Gather up every line from the entries below that uses the word "values".

________________________

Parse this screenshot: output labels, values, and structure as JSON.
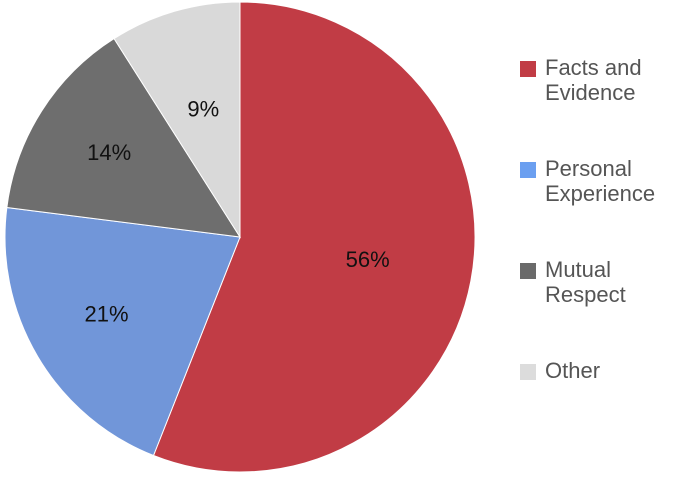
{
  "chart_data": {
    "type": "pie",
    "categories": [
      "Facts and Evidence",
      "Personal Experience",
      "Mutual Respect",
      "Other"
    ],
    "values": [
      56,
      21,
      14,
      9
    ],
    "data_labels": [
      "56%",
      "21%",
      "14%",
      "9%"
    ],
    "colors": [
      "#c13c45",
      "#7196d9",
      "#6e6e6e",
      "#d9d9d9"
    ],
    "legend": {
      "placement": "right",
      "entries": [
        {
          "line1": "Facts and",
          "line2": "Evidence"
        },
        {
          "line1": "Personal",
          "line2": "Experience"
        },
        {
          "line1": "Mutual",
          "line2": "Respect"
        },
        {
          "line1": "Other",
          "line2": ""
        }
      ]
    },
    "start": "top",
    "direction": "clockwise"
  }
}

________________________

- _TASK RESULT_
Parse this screenshot: output labels, values, and structure as JSON.
    "values": [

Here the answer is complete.